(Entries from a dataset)
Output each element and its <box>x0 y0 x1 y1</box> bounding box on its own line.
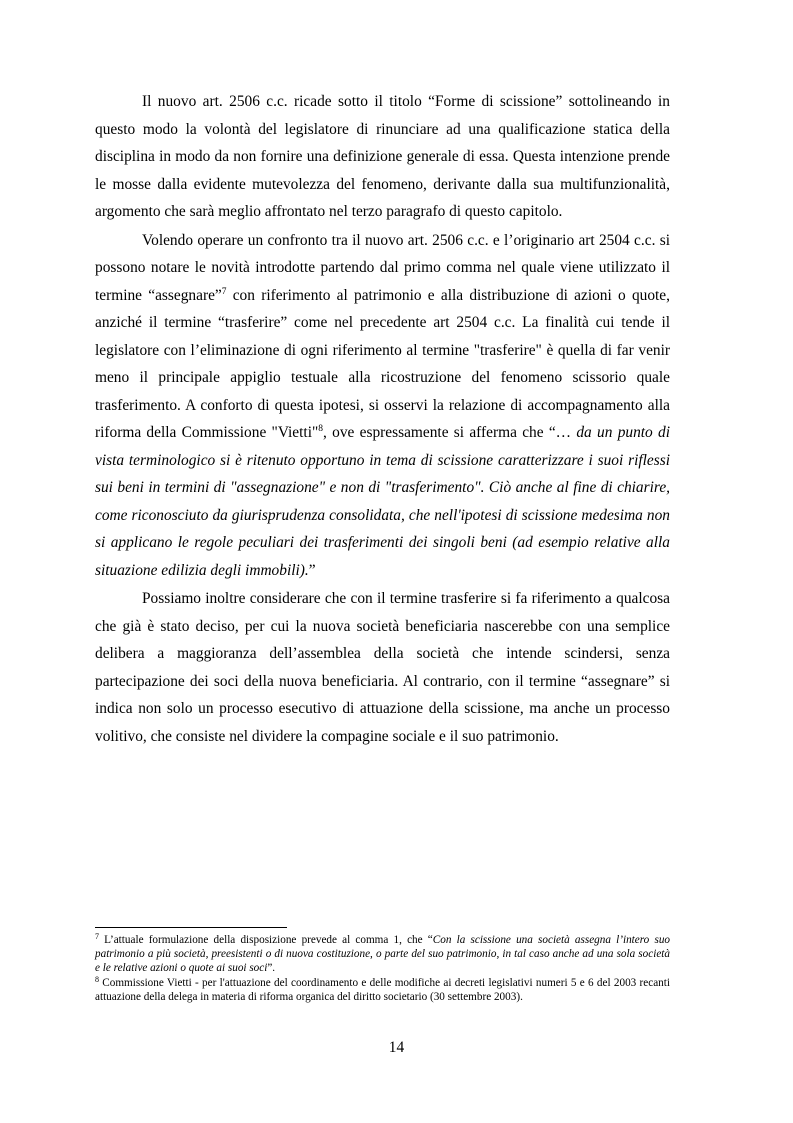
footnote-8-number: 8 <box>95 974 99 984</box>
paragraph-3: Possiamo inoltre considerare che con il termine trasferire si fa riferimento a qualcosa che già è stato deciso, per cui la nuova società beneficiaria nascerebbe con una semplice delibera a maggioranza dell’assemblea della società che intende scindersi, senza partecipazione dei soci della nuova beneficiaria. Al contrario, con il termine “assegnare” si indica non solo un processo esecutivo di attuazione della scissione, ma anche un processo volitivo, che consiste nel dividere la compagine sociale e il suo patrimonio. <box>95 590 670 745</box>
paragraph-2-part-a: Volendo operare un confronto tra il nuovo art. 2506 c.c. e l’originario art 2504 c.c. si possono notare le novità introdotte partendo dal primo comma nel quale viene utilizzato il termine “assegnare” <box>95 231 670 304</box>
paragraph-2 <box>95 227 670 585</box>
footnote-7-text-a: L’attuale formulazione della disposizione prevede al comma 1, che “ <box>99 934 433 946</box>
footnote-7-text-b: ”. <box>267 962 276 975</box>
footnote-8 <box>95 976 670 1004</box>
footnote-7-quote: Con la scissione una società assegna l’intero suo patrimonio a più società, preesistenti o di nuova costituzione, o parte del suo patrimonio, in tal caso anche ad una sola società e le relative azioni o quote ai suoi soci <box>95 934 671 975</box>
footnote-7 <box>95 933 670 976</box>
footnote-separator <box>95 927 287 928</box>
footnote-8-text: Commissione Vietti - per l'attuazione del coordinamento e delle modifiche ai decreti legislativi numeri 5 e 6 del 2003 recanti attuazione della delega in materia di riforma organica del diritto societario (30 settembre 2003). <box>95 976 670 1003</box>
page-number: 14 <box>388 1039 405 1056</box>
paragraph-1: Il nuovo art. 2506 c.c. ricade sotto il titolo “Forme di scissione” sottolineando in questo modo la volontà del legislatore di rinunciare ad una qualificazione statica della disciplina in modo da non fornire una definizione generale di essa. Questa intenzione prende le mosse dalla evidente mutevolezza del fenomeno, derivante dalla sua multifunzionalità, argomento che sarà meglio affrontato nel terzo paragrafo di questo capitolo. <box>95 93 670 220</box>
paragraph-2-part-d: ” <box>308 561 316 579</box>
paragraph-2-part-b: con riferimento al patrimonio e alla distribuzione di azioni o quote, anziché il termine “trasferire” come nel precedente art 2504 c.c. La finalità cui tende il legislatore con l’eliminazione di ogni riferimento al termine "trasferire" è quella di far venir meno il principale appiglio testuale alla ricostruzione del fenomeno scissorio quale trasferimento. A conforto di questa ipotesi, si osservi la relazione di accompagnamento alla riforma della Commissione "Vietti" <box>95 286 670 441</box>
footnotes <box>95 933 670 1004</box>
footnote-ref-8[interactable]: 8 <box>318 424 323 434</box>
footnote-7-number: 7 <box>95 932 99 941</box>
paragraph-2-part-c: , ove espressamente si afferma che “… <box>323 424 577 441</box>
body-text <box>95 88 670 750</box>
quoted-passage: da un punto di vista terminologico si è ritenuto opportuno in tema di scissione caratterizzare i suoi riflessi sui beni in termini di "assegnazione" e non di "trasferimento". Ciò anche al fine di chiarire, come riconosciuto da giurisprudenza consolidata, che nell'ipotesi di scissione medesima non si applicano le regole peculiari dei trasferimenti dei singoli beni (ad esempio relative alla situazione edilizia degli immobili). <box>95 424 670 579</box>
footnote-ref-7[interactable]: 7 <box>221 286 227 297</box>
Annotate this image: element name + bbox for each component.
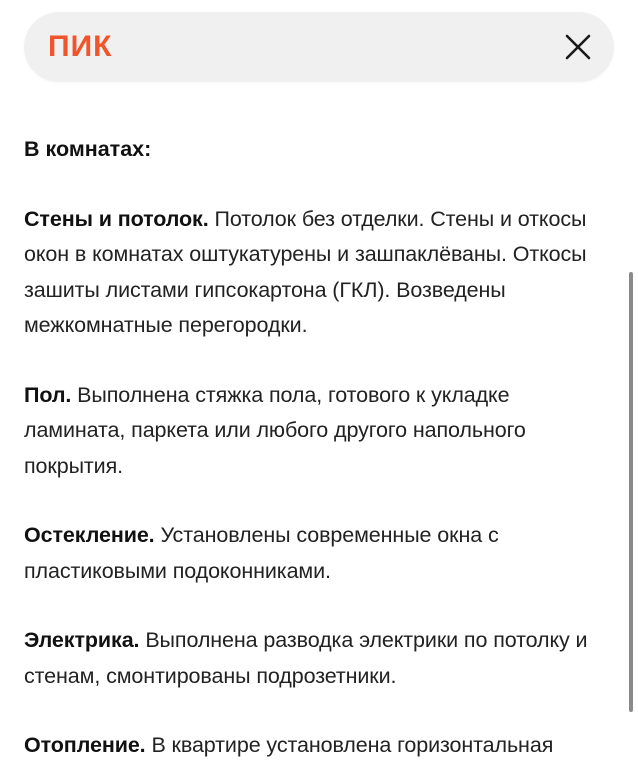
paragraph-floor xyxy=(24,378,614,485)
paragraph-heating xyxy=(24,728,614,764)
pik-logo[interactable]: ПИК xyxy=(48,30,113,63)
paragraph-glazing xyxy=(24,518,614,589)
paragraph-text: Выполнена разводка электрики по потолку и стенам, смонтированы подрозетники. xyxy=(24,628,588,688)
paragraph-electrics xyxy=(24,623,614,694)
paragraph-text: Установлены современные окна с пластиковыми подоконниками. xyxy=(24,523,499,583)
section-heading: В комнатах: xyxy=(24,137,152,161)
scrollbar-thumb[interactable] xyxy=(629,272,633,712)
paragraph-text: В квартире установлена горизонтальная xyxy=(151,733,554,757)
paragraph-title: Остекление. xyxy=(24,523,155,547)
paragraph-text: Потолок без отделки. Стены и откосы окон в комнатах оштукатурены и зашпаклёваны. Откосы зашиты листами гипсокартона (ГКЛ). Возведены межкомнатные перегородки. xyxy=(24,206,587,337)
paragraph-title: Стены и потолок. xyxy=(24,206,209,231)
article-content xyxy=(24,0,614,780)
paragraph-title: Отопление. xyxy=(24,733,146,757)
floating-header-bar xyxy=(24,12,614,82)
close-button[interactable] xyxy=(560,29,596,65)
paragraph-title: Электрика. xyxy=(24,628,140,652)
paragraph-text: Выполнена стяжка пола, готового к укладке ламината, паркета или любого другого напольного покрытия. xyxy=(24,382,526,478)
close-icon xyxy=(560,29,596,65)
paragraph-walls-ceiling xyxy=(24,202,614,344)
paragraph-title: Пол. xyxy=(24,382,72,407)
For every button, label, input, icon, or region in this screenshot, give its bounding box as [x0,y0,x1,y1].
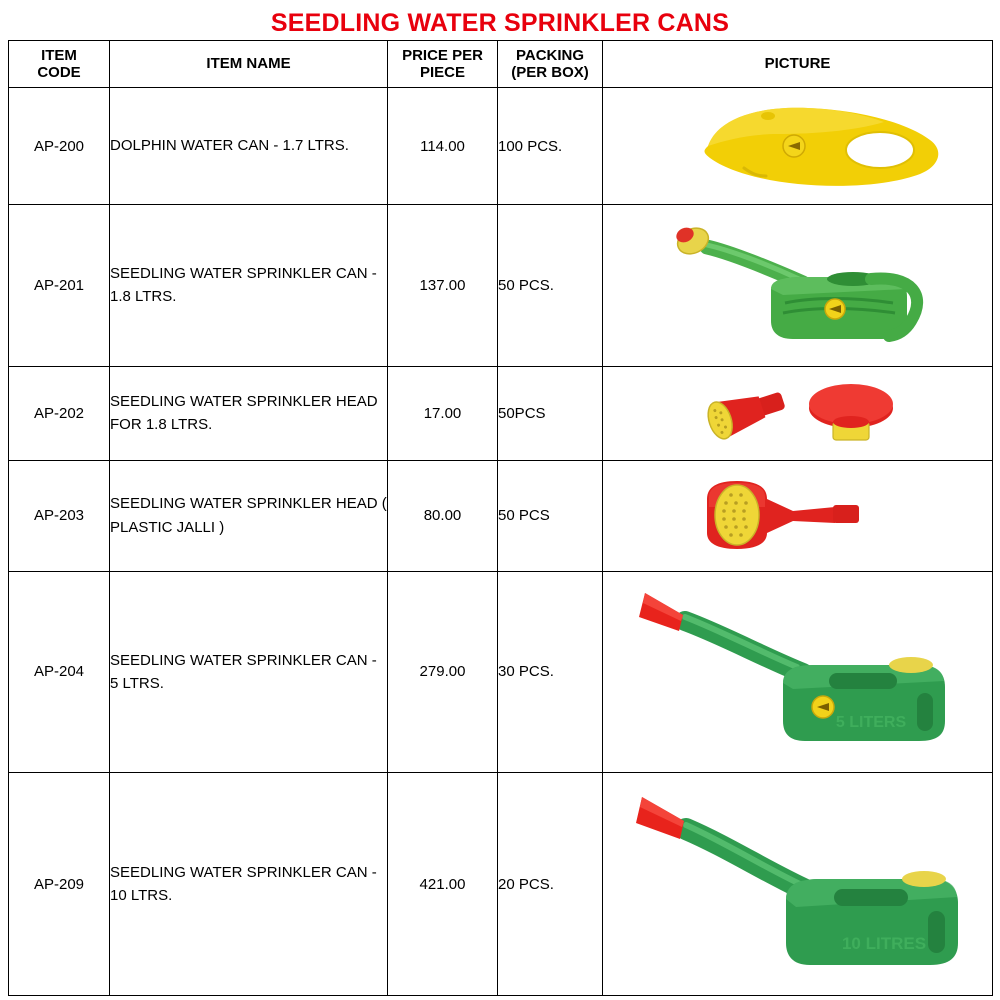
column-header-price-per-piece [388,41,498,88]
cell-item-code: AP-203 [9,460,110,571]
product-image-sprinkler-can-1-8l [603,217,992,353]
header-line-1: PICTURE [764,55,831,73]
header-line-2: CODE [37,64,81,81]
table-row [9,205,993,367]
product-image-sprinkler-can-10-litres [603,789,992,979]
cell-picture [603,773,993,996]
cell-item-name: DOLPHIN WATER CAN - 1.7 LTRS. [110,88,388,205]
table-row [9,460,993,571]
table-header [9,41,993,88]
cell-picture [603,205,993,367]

● Description of the task: Render these lines as a numbered list, skipping the blank lines and covering all the rows, with the pictures left out of the answer.

● Reply to the task:
1. Output each element and its <box>x0 y0 x1 y1</box> bounding box on its own line.
2. footnote-8-number: 8 <box>95 974 99 984</box>
3. paragraph-3: Possiamo inoltre considerare che con il termine trasferire si fa riferimento a qualcosa che già è stato deciso, per cui la nuova società beneficiaria nascerebbe con una semplice delibera a maggioranza dell’assemblea della società che intende scindersi, senza partecipazione dei soci della nuova beneficiaria. Al contrario, con il termine “assegnare” si indica non solo un processo esecutivo di attuazione della scissione, ma anche un processo volitivo, che consiste nel dividere la compagine sociale e il suo patrimonio. <box>95 590 670 745</box>
4. paragraph-2-part-a: Volendo operare un confronto tra il nuovo art. 2506 c.c. e l’originario art 2504 c.c. si possono notare le novità introdotte partendo dal primo comma nel quale viene utilizzato il termine “assegnare” <box>95 231 670 304</box>
5. paragraph-2 <box>95 227 670 585</box>
6. footnote-7-text-a: L’attuale formulazione della disposizione prevede al comma 1, che “ <box>99 934 433 946</box>
7. footnote-7-text-b: ”. <box>267 962 276 975</box>
8. footnote-8 <box>95 976 670 1004</box>
9. footnote-7-quote: Con la scissione una società assegna l’intero suo patrimonio a più società, preesistenti o di nuova costituzione, o parte del suo patrimonio, in tal caso anche ad una sola società e le relative azioni o quote ai suoi soci <box>95 934 671 975</box>
10. footnote-7 <box>95 933 670 976</box>
11. footnote-separator <box>95 927 287 928</box>
12. footnote-8-text: Commissione Vietti - per l'attuazione del coordinamento e delle modifiche ai decreti legislativi numeri 5 e 6 del 2003 recanti attuazione della delega in materia di riforma organica del diritto societario (30 settembre 2003). <box>95 976 670 1003</box>
13. page-number: 14 <box>388 1039 405 1056</box>
14. paragraph-1: Il nuovo art. 2506 c.c. ricade sotto il titolo “Forme di scissione” sottolineando in questo modo la volontà del legislatore di rinunciare ad una qualificazione statica della disciplina in modo da non fornire una definizione generale di essa. Questa intenzione prende le mosse dalla evidente mutevolezza del fenomeno, derivante dalla sua multifunzionalità, argomento che sarà meglio affrontato nel terzo paragrafo di questo capitolo. <box>95 93 670 220</box>
15. paragraph-2-part-d: ” <box>308 561 316 579</box>
16. paragraph-2-part-b: con riferimento al patrimonio e alla distribuzione di azioni o quote, anziché il termine “trasferire” come nel precedente art 2504 c.c. La finalità cui tende il legislatore con l’eliminazione di ogni riferimento al termine "trasferire" è quella di far venir meno il principale appiglio testuale alla ricostruzione del fenomeno scissorio quale trasferimento. A conforto di questa ipotesi, si osservi la relazione di accompagnamento alla riforma della Commissione "Vietti" <box>95 286 670 441</box>
17. footnotes <box>95 933 670 1004</box>
18. footnote-ref-8[interactable]: 8 <box>318 424 323 434</box>
19. footnote-7-number: 7 <box>95 932 99 941</box>
20. paragraph-2-part-c: , ove espressamente si afferma che “… <box>323 424 577 441</box>
21. body-text <box>95 88 670 750</box>
22. quoted-passage: da un punto di vista terminologico si è ritenuto opportuno in tema di scissione caratterizzare i suoi riflessi sui beni in termini di "assegnazione" e non di "trasferimento". Ciò anche al fine di chiarire, come riconosciuto da giurisprudenza consolidata, che nell'ipotesi di scissione medesima non si applicano le regole peculiari dei trasferimenti dei singoli beni (ad esempio relative alla situazione edilizia degli immobili). <box>95 424 670 579</box>
23. footnote-ref-7[interactable]: 7 <box>221 286 227 297</box>
24. Annotate this image: element name + bbox for each component.
25. paragraph-floor xyxy=(24,378,614,485)
26. paragraph-heating xyxy=(24,728,614,764)
27. pik-logo[interactable]: ПИК xyxy=(48,30,113,63)
28. paragraph-glazing xyxy=(24,518,614,589)
29. paragraph-text: Выполнена разводка электрики по потолку и стенам, смонтированы подрозетники. xyxy=(24,628,588,688)
30. paragraph-electrics xyxy=(24,623,614,694)
31. paragraph-text: Установлены современные окна с пластиковыми подоконниками. xyxy=(24,523,499,583)
32. section-heading: В комнатах: xyxy=(24,137,152,161)
33. scrollbar-thumb[interactable] xyxy=(629,272,633,712)
34. paragraph-text: В квартире установлена горизонтальная xyxy=(151,733,554,757)
35. paragraph-title: Остекление. xyxy=(24,523,155,547)
36. paragraph-text: Потолок без отделки. Стены и откосы окон в комнатах оштукатурены и зашпаклёваны. Откосы зашиты листами гипсокартона (ГКЛ). Возведены межкомнатные перегородки. xyxy=(24,206,587,337)
37. paragraph-title: Стены и потолок. xyxy=(24,206,209,231)
38. article-content xyxy=(24,0,614,780)
39. paragraph-title: Отопление. xyxy=(24,733,146,757)
40. floating-header-bar xyxy=(24,12,614,82)
41. close-button[interactable] xyxy=(560,29,596,65)
42. paragraph-title: Электрика. xyxy=(24,628,140,652)
43. paragraph-text: Выполнена стяжка пола, готового к укладке ламината, паркета или любого другого напольного покрытия. xyxy=(24,382,526,478)
44. close-icon xyxy=(560,29,596,65)
45. paragraph-walls-ceiling xyxy=(24,202,614,344)
46. paragraph-title: Пол. xyxy=(24,382,72,407)
47. For every button, label, input, icon, or region in this screenshot, give its bounding box as [x0,y0,x1,y1].
48. column-header-price-per-piece [388,41,498,88]
49. cell-item-code: AP-203 [9,460,110,571]
50. product-image-sprinkler-can-1-8l [603,217,992,353]
51. header-line-1: PICTURE [764,55,831,73]
52. header-line-2: CODE [37,64,81,81]
53. table-row [9,205,993,367]
54. product-image-sprinkler-can-10-litres [603,789,992,979]
55. cell-picture [603,773,993,996]
56. cell-item-name: DOLPHIN WATER CAN - 1.7 LTRS. [110,88,388,205]
57. table-row [9,460,993,571]
58. table-header [9,41,993,88]
59. cell-picture [603,205,993,367]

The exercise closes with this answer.